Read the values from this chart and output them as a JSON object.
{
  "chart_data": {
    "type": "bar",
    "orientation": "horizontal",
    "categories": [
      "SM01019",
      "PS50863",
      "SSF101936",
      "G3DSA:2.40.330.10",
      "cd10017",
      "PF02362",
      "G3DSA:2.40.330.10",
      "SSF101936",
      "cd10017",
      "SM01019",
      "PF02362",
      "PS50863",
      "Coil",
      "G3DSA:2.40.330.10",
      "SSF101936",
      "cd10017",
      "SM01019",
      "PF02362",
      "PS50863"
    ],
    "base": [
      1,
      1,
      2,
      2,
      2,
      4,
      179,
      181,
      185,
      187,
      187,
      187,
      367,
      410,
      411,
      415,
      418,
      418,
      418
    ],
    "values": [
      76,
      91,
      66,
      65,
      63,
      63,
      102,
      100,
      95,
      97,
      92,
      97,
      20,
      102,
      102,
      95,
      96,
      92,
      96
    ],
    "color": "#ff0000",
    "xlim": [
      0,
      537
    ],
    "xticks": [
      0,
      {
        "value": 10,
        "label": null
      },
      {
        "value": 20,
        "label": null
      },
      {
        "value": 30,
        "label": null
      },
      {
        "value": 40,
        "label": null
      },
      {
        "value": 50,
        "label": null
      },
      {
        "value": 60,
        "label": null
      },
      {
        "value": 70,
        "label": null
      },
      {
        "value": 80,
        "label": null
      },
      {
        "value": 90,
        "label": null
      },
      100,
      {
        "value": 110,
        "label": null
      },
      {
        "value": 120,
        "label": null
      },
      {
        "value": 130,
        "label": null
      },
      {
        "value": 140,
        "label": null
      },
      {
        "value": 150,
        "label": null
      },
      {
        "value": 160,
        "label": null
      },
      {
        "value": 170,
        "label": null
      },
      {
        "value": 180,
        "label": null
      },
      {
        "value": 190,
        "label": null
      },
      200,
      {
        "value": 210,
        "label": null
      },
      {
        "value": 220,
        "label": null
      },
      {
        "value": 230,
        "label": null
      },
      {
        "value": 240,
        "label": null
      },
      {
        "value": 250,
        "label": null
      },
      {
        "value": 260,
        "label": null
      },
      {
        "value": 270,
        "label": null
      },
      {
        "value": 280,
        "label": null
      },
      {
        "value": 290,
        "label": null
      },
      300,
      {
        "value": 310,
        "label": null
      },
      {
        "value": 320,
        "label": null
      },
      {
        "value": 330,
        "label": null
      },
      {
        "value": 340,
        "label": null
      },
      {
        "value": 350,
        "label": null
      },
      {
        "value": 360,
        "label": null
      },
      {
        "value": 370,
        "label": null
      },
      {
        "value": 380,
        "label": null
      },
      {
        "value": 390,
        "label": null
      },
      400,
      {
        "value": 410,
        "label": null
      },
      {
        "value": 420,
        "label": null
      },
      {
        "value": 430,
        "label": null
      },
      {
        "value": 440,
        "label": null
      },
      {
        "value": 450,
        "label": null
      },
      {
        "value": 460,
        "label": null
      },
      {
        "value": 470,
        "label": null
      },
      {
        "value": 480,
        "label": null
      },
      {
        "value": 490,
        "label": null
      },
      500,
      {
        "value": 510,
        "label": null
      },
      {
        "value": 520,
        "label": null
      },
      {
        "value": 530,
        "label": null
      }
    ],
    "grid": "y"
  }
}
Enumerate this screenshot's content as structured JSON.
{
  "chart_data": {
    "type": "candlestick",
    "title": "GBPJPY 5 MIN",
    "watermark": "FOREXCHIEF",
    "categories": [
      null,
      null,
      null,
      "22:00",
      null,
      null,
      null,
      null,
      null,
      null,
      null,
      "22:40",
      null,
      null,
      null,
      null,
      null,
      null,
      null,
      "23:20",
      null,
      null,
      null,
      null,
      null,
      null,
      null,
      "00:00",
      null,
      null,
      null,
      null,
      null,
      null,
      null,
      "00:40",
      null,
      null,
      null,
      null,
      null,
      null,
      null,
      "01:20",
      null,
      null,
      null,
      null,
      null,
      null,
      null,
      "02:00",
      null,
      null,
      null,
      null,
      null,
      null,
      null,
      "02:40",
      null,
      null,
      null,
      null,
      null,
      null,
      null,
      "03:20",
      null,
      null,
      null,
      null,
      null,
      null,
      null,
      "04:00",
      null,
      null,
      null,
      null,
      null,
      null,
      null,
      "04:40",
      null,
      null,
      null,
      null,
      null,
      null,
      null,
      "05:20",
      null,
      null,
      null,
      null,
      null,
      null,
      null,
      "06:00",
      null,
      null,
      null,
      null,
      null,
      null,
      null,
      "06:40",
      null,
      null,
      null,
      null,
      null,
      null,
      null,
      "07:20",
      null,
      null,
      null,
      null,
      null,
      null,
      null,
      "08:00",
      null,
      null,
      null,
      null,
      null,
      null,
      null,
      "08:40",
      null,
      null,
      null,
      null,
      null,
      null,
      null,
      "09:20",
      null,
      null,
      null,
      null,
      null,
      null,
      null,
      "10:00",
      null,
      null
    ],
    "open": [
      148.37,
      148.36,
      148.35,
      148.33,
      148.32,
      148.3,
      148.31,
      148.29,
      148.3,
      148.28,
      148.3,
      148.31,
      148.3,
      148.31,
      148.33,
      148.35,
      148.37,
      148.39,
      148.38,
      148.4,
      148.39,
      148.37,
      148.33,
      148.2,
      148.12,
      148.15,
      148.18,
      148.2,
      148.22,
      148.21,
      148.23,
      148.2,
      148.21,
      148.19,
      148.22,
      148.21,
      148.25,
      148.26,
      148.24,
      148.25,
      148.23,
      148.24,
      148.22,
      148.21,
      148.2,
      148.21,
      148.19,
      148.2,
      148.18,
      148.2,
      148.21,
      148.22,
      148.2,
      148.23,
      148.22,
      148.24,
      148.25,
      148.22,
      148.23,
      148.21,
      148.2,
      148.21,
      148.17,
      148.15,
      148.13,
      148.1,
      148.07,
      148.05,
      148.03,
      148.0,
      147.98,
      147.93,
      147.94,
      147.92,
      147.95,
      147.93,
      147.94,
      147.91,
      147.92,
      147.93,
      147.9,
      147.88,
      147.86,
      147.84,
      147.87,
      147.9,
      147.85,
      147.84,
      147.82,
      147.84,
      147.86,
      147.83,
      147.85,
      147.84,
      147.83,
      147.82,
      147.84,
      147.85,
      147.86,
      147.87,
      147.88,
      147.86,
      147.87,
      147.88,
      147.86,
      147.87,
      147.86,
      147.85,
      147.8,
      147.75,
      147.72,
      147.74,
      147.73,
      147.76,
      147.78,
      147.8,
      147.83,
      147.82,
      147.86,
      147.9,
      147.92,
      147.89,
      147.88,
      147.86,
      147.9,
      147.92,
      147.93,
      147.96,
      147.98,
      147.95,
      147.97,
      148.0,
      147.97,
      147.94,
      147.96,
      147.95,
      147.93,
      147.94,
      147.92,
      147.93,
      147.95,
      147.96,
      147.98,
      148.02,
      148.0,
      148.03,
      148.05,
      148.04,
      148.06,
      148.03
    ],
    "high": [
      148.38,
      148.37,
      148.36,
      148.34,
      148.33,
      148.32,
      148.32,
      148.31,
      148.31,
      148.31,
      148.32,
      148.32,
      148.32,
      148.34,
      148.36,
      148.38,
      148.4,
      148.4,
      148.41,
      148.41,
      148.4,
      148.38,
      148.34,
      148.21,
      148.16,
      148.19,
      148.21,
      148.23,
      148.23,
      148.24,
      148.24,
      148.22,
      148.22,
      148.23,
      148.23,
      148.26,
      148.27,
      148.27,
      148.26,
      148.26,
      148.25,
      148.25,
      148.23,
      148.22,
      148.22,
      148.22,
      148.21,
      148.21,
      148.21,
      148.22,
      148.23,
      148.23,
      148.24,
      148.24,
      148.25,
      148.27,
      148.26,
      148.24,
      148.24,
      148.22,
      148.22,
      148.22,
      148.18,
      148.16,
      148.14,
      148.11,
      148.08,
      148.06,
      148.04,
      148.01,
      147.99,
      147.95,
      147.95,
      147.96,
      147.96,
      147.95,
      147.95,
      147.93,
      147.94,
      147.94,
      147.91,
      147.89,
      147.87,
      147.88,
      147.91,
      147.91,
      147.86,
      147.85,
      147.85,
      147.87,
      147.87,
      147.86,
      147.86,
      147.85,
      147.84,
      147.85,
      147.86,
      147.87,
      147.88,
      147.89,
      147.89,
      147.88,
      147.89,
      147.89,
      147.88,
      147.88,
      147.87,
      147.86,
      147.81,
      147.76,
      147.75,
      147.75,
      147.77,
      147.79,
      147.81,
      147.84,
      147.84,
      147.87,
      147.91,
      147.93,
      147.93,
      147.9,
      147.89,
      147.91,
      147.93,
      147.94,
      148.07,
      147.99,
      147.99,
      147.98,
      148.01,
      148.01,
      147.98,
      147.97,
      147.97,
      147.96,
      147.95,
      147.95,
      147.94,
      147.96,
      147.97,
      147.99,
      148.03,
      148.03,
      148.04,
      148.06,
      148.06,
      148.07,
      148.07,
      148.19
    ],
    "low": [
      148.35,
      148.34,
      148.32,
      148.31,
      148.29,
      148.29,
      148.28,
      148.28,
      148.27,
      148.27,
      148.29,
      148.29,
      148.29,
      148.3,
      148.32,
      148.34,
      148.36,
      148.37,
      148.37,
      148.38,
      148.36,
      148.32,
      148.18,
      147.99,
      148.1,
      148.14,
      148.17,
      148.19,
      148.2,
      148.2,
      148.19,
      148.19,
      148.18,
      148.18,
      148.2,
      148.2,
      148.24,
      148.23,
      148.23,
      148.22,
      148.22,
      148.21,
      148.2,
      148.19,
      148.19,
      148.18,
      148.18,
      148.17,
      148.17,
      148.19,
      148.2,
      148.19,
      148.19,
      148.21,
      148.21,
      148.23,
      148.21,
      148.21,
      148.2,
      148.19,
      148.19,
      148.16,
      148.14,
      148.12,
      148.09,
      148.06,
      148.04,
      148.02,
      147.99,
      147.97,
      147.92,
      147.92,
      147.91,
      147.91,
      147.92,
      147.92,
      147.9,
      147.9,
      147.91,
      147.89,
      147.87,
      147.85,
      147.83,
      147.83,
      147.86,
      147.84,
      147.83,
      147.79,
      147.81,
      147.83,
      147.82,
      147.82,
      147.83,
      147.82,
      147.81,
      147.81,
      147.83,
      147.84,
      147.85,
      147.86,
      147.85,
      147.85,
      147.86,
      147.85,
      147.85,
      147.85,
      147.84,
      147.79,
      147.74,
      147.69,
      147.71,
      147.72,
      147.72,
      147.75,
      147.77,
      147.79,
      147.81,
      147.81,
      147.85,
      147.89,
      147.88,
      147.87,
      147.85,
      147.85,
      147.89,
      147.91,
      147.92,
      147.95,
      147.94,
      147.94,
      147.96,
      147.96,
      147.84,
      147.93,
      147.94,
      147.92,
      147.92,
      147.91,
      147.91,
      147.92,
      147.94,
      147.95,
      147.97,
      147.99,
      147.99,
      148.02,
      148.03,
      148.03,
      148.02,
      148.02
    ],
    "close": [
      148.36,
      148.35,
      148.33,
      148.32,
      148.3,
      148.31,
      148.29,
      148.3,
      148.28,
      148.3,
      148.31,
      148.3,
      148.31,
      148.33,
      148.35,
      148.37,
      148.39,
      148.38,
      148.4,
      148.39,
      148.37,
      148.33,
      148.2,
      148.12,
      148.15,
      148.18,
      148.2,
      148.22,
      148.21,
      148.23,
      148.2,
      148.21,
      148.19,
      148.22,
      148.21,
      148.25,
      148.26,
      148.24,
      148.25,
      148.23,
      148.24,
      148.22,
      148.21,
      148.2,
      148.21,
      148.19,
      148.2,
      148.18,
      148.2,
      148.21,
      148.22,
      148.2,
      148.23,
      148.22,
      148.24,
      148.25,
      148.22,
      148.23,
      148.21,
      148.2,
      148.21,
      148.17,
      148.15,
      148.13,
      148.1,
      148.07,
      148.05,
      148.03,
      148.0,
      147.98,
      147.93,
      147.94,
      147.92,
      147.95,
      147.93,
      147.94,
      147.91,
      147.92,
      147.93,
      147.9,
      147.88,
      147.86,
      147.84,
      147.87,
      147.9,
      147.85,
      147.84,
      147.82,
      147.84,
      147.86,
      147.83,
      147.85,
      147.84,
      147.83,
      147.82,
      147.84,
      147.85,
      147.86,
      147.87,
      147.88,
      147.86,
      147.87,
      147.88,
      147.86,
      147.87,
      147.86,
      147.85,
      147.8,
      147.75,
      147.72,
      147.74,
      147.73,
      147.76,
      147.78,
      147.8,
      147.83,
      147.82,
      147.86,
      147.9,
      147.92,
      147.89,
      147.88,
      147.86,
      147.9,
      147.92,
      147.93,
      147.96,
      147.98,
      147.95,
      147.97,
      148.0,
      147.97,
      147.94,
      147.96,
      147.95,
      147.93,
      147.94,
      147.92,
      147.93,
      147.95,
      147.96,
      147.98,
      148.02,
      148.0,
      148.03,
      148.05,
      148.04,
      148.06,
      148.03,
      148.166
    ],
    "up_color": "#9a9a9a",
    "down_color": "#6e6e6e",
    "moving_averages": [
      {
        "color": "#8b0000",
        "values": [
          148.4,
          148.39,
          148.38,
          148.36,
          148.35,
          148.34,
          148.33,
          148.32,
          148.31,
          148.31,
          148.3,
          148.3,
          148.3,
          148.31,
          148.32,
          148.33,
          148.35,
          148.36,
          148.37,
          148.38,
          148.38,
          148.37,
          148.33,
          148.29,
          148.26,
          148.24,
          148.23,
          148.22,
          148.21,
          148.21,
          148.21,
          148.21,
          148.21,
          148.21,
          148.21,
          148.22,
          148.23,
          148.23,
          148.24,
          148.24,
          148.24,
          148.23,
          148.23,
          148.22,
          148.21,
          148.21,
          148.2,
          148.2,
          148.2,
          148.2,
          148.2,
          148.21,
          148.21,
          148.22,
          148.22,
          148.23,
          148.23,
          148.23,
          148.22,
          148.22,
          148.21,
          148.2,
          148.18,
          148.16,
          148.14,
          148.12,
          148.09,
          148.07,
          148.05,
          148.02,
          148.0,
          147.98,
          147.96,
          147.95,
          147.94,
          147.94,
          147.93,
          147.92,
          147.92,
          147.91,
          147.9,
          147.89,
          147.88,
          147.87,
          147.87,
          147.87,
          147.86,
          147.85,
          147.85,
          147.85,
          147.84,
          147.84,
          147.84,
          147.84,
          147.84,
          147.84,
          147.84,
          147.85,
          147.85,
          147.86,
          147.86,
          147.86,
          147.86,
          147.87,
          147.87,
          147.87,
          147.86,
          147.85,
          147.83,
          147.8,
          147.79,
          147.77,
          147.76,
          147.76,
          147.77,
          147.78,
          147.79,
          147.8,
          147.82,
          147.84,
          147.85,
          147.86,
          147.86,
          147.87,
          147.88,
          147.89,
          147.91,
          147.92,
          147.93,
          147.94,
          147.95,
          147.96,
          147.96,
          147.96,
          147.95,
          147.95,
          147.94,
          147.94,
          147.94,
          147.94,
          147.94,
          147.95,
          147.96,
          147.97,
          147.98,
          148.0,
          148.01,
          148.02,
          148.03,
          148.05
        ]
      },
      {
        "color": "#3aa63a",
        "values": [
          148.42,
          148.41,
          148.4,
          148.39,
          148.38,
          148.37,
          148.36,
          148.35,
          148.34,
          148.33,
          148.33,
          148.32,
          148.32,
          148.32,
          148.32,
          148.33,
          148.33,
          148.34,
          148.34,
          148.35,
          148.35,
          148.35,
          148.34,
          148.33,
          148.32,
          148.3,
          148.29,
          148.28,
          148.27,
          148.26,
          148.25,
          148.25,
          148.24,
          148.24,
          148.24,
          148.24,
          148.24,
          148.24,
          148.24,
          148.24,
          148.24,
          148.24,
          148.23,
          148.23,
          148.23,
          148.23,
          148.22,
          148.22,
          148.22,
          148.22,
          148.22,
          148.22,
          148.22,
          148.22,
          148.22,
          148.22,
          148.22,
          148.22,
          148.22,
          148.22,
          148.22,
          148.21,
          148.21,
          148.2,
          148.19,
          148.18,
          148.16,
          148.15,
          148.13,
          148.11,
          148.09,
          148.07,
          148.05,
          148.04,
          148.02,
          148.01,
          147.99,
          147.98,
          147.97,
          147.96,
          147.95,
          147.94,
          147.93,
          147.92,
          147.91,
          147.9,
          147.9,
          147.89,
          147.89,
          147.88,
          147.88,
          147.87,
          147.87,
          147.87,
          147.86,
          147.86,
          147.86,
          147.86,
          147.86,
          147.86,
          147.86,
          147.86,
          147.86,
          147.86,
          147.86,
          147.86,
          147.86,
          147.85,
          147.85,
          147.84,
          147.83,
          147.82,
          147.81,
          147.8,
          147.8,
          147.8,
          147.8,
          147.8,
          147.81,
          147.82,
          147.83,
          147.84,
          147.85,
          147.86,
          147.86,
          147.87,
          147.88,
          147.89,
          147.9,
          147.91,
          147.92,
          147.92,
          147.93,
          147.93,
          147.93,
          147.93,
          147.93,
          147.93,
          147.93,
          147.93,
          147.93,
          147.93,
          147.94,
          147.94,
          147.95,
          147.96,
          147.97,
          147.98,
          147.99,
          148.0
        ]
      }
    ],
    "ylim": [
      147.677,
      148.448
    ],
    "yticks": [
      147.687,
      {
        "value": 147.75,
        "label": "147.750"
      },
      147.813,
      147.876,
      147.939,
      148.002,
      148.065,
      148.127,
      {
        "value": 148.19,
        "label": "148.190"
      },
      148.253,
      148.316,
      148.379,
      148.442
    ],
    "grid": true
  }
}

---

* SET PROBLEM *
Pull out every line containing "JSON".

* RESULT BELOW *
Read the values from this chart and output them as a JSON object.
Enumerate this screenshot's content as structured JSON.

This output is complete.